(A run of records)
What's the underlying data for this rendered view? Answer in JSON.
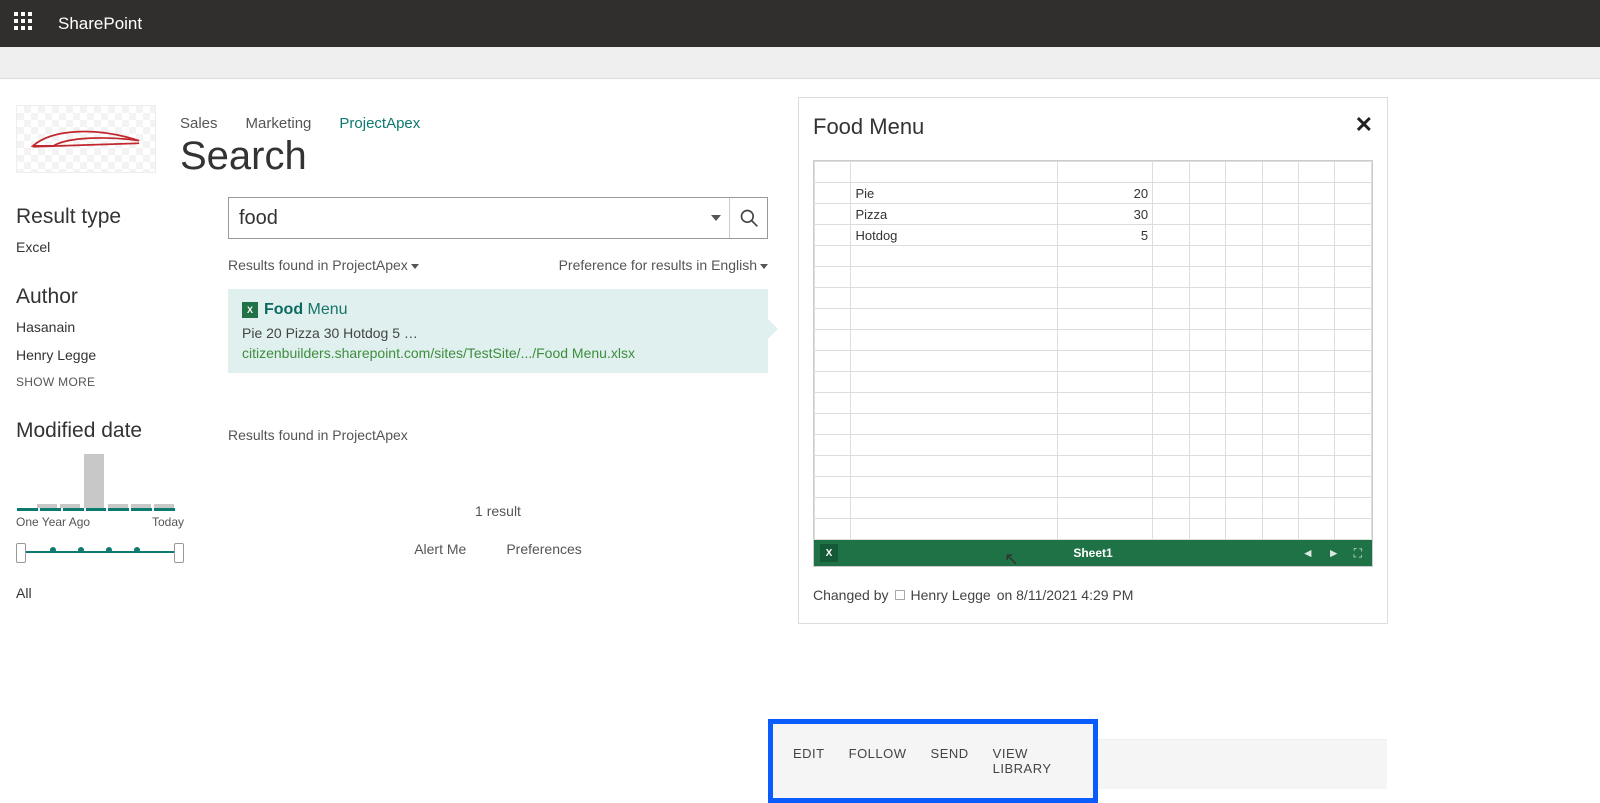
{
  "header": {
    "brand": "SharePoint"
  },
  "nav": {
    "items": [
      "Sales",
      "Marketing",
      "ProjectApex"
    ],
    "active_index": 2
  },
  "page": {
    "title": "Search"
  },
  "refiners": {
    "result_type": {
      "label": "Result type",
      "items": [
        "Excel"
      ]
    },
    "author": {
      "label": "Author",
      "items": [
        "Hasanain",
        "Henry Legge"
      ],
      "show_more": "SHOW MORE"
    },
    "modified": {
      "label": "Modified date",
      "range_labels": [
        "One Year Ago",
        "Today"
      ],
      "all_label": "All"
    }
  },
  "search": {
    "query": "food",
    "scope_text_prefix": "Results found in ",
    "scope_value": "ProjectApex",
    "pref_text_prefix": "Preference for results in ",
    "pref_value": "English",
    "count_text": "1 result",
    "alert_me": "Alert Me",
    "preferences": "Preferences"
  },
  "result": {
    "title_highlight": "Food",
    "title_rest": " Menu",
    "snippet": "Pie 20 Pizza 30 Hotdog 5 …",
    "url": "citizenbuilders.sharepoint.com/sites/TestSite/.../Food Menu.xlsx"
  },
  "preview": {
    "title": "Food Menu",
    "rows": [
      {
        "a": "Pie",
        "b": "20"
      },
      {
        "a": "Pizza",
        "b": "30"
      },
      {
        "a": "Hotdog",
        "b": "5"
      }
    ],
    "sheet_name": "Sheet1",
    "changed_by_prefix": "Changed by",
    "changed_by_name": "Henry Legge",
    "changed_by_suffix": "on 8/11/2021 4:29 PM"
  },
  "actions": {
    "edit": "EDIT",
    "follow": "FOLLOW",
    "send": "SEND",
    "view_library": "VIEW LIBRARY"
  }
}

DIRECTION: Copy all of the entries verbatim, leaving out any pictures they contain.

ANSWER TO THE EXERCISE:
What's the underlying data for this rendered view? Answer in JSON.
{
  "header": {
    "brand": "SharePoint"
  },
  "nav": {
    "items": [
      "Sales",
      "Marketing",
      "ProjectApex"
    ],
    "active_index": 2
  },
  "page": {
    "title": "Search"
  },
  "refiners": {
    "result_type": {
      "label": "Result type",
      "items": [
        "Excel"
      ]
    },
    "author": {
      "label": "Author",
      "items": [
        "Hasanain",
        "Henry Legge"
      ],
      "show_more": "SHOW MORE"
    },
    "modified": {
      "label": "Modified date",
      "range_labels": [
        "One Year Ago",
        "Today"
      ],
      "all_label": "All"
    }
  },
  "search": {
    "query": "food",
    "scope_text_prefix": "Results found in ",
    "scope_value": "ProjectApex",
    "pref_text_prefix": "Preference for results in ",
    "pref_value": "English",
    "count_text": "1 result",
    "alert_me": "Alert Me",
    "preferences": "Preferences"
  },
  "result": {
    "title_highlight": "Food",
    "title_rest": " Menu",
    "snippet": "Pie 20 Pizza 30 Hotdog 5 …",
    "url": "citizenbuilders.sharepoint.com/sites/TestSite/.../Food Menu.xlsx"
  },
  "preview": {
    "title": "Food Menu",
    "rows": [
      {
        "a": "Pie",
        "b": "20"
      },
      {
        "a": "Pizza",
        "b": "30"
      },
      {
        "a": "Hotdog",
        "b": "5"
      }
    ],
    "sheet_name": "Sheet1",
    "changed_by_prefix": "Changed by",
    "changed_by_name": "Henry Legge",
    "changed_by_suffix": "on 8/11/2021 4:29 PM"
  },
  "actions": {
    "edit": "EDIT",
    "follow": "FOLLOW",
    "send": "SEND",
    "view_library": "VIEW LIBRARY"
  }
}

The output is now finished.